Problem statement:
From the entries that follow, extract each line holding the string "ylabel".

Dataset rows:
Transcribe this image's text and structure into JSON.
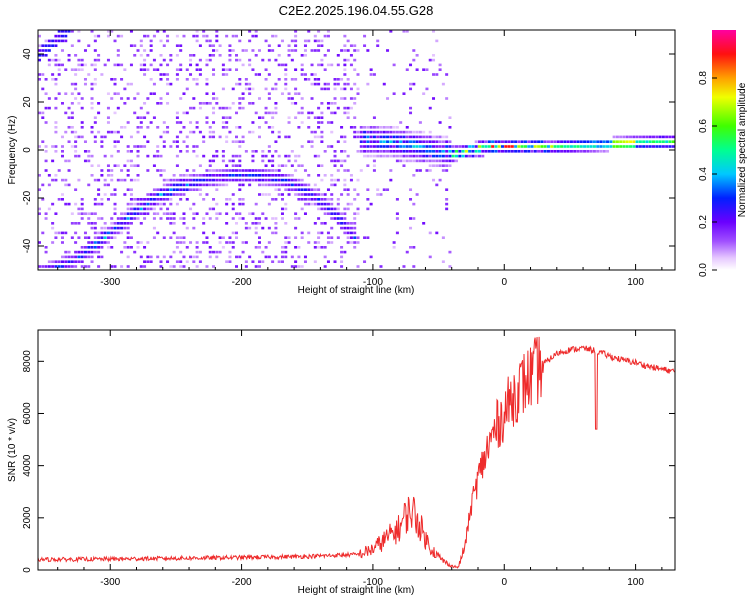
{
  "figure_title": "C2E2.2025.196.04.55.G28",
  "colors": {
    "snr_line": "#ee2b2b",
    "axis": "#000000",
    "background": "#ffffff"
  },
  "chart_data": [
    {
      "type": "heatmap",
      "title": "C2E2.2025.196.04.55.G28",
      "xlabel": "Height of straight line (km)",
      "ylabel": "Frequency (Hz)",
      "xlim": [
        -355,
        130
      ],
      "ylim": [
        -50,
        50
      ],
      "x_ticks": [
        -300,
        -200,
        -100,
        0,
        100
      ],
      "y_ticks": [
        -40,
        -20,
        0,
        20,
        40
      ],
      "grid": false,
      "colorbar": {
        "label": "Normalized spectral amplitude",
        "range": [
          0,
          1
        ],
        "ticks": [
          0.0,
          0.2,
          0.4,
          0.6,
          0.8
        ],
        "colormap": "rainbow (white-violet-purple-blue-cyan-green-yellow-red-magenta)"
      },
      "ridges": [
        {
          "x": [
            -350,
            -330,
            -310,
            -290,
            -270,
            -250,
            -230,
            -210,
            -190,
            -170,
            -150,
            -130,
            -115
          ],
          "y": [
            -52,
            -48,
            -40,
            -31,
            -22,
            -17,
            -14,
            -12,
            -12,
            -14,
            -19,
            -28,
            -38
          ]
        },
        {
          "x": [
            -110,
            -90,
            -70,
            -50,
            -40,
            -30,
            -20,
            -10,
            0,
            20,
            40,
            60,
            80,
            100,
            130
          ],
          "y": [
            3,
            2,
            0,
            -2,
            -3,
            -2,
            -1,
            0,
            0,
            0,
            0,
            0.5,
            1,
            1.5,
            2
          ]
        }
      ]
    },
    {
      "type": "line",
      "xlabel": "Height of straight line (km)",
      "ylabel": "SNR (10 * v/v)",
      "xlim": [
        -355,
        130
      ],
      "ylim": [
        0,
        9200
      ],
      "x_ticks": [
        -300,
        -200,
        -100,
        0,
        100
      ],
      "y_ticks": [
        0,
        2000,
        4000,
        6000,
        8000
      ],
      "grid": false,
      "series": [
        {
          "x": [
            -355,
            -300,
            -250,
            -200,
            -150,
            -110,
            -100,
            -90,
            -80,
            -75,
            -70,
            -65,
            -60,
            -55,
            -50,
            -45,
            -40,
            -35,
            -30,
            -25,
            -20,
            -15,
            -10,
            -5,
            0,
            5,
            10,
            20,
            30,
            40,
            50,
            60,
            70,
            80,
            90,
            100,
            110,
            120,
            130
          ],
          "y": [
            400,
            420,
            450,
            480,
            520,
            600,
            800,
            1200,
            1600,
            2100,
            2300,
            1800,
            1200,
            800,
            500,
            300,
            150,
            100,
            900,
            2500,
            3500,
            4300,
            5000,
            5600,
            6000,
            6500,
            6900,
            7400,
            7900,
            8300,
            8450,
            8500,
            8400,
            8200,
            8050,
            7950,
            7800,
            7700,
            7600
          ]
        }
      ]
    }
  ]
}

Expected output:
      "ylabel": "Frequency (Hz)",
      "ylabel": "SNR (10 * v/v)",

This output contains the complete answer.